GOAL OF THE EXERCISE:
Scan the data below for the string "تهران". Copy every line where it appears.

##### INPUT DATA #####

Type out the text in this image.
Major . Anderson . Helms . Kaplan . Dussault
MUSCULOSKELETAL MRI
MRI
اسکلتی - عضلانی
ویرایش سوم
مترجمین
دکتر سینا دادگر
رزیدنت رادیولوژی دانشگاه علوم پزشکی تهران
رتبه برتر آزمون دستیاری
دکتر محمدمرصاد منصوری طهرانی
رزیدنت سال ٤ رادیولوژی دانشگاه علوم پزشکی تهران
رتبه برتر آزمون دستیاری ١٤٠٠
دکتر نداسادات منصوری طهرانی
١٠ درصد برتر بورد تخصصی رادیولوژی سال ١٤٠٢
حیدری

#####
##### INPUT DATA #####

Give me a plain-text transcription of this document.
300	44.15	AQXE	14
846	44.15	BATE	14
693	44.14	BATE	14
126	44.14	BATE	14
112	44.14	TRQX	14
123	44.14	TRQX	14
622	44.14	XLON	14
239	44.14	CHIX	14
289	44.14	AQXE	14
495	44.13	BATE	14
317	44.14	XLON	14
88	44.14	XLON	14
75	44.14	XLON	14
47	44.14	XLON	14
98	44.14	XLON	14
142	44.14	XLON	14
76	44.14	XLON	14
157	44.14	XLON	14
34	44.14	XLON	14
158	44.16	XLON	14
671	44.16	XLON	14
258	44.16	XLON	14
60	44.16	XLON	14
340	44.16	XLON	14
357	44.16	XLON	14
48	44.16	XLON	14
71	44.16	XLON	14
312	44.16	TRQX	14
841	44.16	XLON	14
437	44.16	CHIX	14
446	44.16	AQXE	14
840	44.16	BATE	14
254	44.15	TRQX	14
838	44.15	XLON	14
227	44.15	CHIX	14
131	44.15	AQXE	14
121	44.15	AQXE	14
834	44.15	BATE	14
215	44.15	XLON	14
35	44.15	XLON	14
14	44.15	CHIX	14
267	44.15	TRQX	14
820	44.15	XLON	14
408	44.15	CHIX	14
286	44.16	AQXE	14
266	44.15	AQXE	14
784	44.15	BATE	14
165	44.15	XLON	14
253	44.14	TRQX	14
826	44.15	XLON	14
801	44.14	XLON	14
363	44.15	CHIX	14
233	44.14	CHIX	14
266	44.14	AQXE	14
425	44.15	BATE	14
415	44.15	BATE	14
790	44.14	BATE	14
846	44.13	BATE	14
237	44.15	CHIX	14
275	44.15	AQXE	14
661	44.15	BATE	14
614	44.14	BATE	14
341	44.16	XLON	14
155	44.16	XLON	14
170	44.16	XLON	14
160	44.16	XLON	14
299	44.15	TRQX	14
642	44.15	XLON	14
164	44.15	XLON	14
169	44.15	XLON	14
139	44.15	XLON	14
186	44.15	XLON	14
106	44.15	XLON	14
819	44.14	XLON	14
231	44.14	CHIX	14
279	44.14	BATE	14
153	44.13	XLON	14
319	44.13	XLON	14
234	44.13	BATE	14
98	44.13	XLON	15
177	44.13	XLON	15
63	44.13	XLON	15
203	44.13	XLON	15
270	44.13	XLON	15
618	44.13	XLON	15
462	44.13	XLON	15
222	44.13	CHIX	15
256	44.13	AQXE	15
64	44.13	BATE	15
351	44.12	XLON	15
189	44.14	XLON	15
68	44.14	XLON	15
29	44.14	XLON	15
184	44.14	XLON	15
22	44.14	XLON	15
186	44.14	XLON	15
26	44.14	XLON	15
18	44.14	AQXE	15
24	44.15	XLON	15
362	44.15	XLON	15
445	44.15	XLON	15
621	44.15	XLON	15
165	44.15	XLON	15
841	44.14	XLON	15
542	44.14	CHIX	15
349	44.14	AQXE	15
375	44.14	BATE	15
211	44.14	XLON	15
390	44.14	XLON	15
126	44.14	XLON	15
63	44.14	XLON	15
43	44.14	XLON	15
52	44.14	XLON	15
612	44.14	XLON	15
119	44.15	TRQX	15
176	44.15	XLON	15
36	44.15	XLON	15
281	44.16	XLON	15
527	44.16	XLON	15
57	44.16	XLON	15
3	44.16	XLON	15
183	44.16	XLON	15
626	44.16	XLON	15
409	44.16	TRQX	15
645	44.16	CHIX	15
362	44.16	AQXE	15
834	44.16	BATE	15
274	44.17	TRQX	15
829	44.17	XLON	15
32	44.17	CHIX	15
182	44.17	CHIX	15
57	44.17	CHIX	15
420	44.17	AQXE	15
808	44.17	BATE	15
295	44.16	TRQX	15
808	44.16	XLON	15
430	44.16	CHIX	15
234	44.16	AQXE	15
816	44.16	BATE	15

#####
##### INPUT DATA #####

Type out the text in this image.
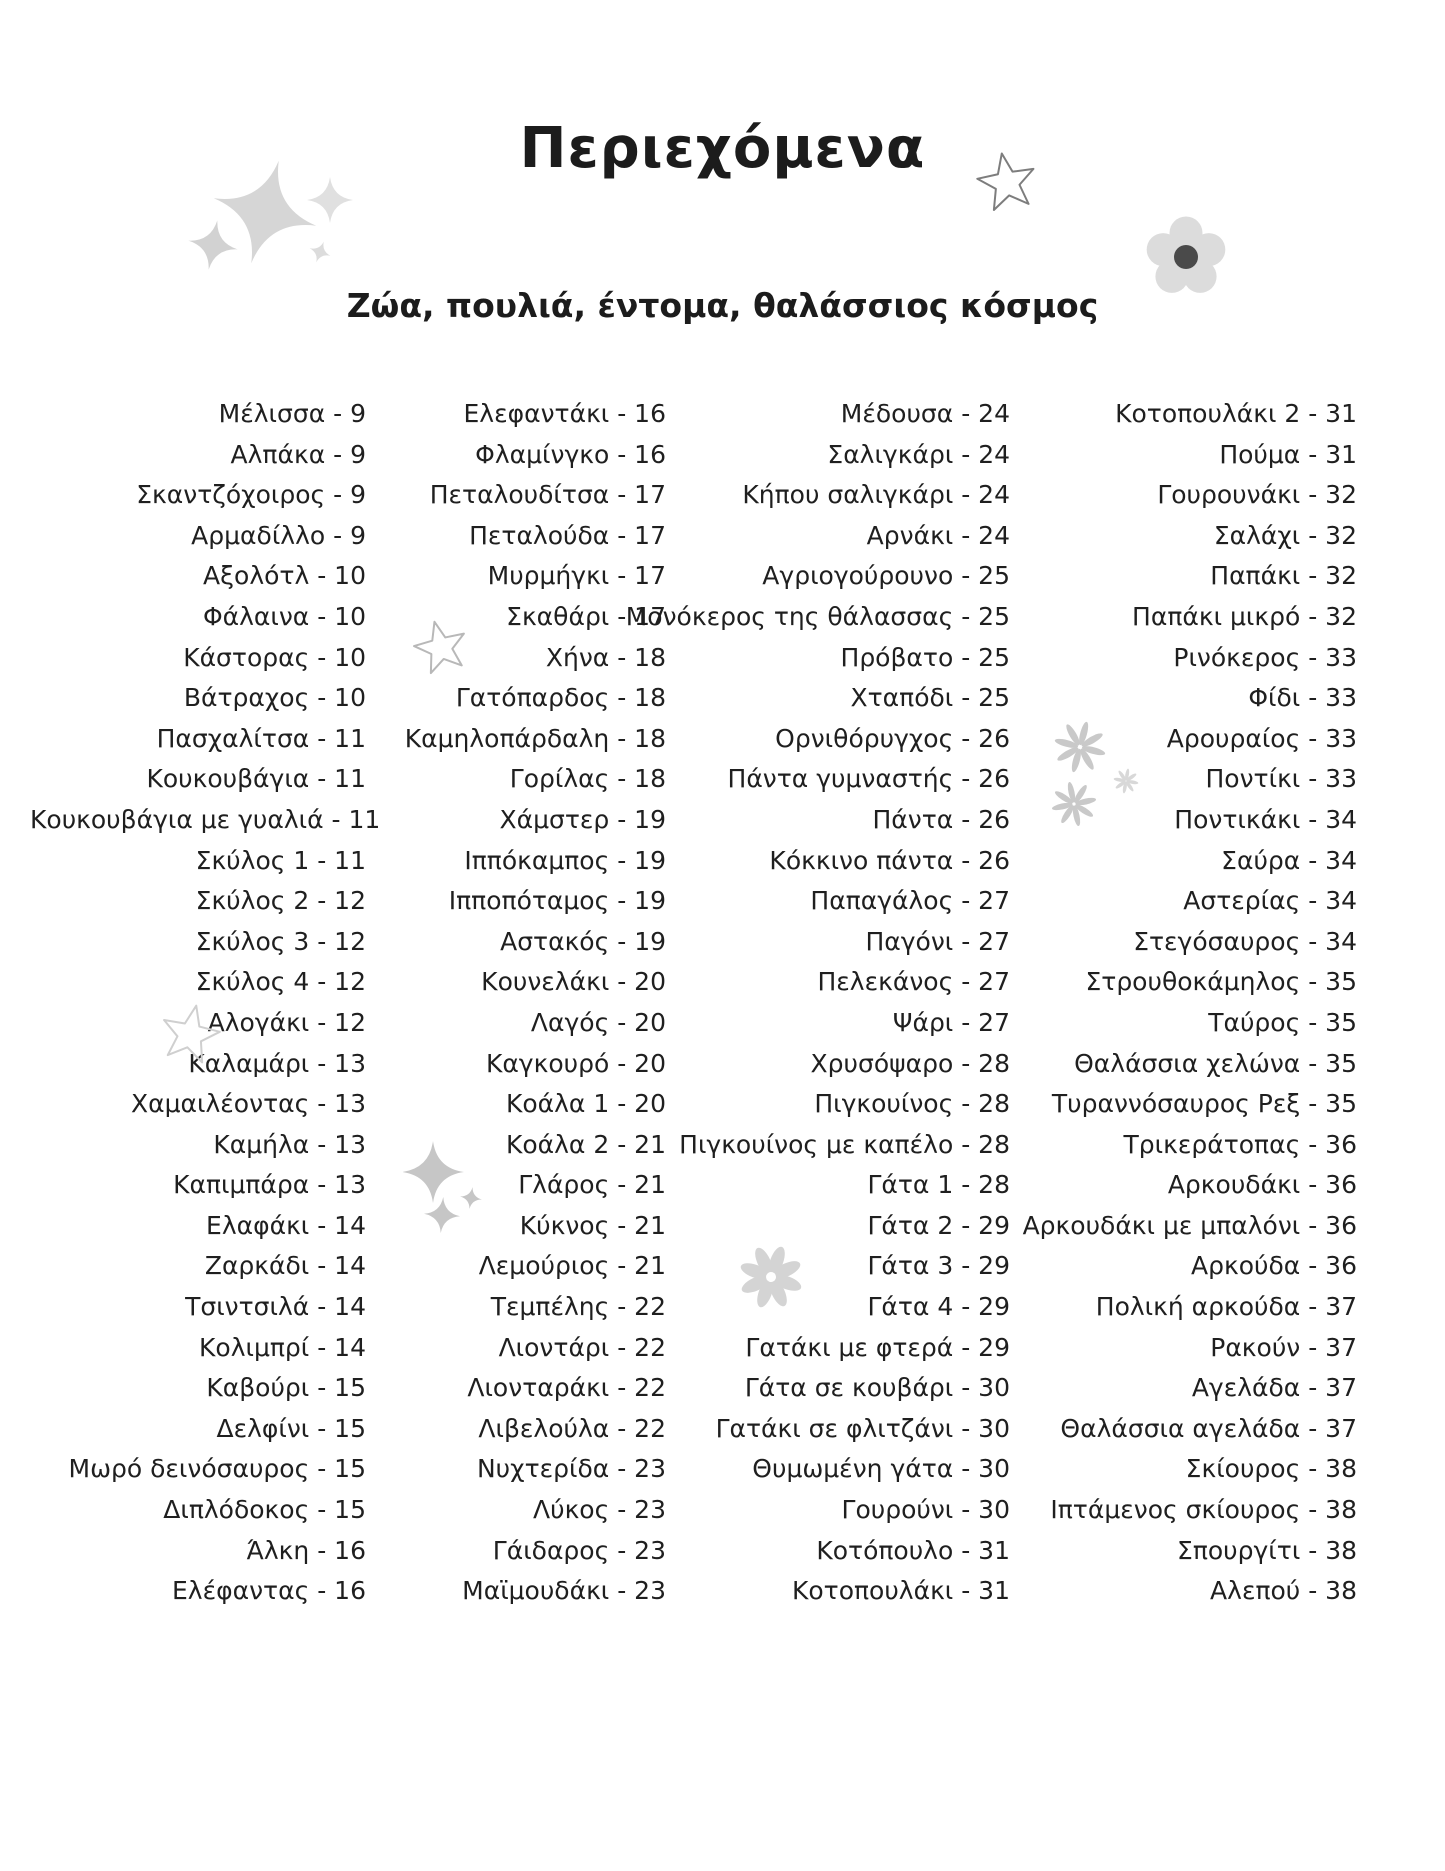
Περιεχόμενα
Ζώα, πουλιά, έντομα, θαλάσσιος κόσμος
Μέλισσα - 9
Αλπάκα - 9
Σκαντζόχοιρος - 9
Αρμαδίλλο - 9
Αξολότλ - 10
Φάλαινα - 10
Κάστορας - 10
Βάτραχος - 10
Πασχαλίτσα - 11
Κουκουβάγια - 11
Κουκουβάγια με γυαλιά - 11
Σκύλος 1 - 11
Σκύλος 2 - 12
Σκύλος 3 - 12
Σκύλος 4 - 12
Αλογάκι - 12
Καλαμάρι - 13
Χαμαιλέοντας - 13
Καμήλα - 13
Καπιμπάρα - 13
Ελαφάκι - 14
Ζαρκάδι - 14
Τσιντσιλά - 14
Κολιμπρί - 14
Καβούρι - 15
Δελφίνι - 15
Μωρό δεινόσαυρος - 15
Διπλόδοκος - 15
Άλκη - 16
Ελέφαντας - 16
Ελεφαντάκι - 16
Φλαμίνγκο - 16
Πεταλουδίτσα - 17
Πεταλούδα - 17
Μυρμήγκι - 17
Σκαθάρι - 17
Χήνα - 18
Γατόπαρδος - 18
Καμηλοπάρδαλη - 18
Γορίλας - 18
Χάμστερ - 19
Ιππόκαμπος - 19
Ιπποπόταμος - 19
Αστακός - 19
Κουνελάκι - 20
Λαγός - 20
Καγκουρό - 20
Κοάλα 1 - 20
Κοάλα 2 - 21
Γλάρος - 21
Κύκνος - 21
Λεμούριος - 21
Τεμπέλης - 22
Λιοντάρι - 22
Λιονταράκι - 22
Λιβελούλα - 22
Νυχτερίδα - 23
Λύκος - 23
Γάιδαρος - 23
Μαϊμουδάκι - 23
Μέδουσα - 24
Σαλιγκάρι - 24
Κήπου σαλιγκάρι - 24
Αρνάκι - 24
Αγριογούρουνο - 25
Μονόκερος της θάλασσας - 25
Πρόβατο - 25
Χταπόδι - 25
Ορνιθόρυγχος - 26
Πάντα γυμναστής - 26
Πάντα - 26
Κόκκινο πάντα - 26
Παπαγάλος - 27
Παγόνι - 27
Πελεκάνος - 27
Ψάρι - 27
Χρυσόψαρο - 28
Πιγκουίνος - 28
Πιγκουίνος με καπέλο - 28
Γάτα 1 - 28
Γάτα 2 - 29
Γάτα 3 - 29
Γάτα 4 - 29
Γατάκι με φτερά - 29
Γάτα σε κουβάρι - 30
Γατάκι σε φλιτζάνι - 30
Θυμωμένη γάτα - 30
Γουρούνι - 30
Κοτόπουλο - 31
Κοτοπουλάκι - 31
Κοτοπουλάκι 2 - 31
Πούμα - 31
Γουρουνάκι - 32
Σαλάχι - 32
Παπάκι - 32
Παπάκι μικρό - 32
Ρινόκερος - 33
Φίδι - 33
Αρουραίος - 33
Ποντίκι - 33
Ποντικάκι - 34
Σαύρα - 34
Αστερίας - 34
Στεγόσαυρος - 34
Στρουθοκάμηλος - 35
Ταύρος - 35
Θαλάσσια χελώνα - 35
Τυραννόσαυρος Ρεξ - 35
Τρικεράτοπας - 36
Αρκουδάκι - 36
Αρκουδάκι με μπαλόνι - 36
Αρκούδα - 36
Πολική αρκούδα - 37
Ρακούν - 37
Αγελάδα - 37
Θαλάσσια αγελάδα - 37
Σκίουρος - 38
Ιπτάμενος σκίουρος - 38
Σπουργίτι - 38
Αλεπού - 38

#####

ANSWER TO THE EXERCISE:
رزیدنت رادیولوژی دانشگاه علوم پزشکی تهران
رزیدنت سال ٤ رادیولوژی دانشگاه علوم پزشکی تهران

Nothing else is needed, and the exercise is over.